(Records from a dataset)
▬▬▬▬▬▬

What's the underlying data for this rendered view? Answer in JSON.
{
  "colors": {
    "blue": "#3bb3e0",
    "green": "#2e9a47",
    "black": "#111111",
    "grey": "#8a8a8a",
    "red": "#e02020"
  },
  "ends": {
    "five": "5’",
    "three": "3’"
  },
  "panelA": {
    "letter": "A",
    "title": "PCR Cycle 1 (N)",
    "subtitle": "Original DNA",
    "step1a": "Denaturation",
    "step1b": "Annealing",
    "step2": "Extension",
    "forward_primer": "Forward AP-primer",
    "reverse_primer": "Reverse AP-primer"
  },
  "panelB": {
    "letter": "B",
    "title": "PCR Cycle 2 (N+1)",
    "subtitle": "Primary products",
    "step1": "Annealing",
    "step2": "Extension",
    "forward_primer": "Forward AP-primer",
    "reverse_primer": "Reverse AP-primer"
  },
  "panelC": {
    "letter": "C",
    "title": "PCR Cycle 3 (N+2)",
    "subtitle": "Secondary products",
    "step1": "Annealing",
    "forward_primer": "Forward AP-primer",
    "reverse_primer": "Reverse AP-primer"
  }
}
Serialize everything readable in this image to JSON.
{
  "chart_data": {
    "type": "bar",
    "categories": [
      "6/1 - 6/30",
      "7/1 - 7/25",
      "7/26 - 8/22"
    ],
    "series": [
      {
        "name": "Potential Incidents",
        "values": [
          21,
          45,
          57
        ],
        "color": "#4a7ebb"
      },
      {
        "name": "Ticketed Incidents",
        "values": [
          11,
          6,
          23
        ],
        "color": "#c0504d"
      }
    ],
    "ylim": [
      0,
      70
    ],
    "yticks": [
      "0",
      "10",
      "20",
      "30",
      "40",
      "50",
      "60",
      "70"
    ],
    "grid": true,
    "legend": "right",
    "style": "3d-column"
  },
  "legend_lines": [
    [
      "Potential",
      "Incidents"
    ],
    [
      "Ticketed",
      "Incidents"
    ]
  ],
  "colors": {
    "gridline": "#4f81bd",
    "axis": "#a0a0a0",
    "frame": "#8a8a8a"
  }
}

▬▬▬▬▬▬

- [TASK STATEMENT]: Quote the whole listing above, leaving nothing out.

- [FINAL RESULT]:
What's the underlying data for this rendered view? Answer in JSON.
{
  "colors": {
    "blue": "#3bb3e0",
    "green": "#2e9a47",
    "black": "#111111",
    "grey": "#8a8a8a",
    "red": "#e02020"
  },
  "ends": {
    "five": "5’",
    "three": "3’"
  },
  "panelA": {
    "letter": "A",
    "title": "PCR Cycle 1 (N)",
    "subtitle": "Original DNA",
    "step1a": "Denaturation",
    "step1b": "Annealing",
    "step2": "Extension",
    "forward_primer": "Forward AP-primer",
    "reverse_primer": "Reverse AP-primer"
  },
  "panelB": {
    "letter": "B",
    "title": "PCR Cycle 2 (N+1)",
    "subtitle": "Primary products",
    "step1": "Annealing",
    "step2": "Extension",
    "forward_primer": "Forward AP-primer",
    "reverse_primer": "Reverse AP-primer"
  },
  "panelC": {
    "letter": "C",
    "title": "PCR Cycle 3 (N+2)",
    "subtitle": "Secondary products",
    "step1": "Annealing",
    "forward_primer": "Forward AP-primer",
    "reverse_primer": "Reverse AP-primer"
  }
}
Serialize everything readable in this image to JSON.
{
  "chart_data": {
    "type": "bar",
    "categories": [
      "6/1 - 6/30",
      "7/1 - 7/25",
      "7/26 - 8/22"
    ],
    "series": [
      {
        "name": "Potential Incidents",
        "values": [
          21,
          45,
          57
        ],
        "color": "#4a7ebb"
      },
      {
        "name": "Ticketed Incidents",
        "values": [
          11,
          6,
          23
        ],
        "color": "#c0504d"
      }
    ],
    "ylim": [
      0,
      70
    ],
    "yticks": [
      "0",
      "10",
      "20",
      "30",
      "40",
      "50",
      "60",
      "70"
    ],
    "grid": true,
    "legend": "right",
    "style": "3d-column"
  },
  "legend_lines": [
    [
      "Potential",
      "Incidents"
    ],
    [
      "Ticketed",
      "Incidents"
    ]
  ],
  "colors": {
    "gridline": "#4f81bd",
    "axis": "#a0a0a0",
    "frame": "#8a8a8a"
  }
}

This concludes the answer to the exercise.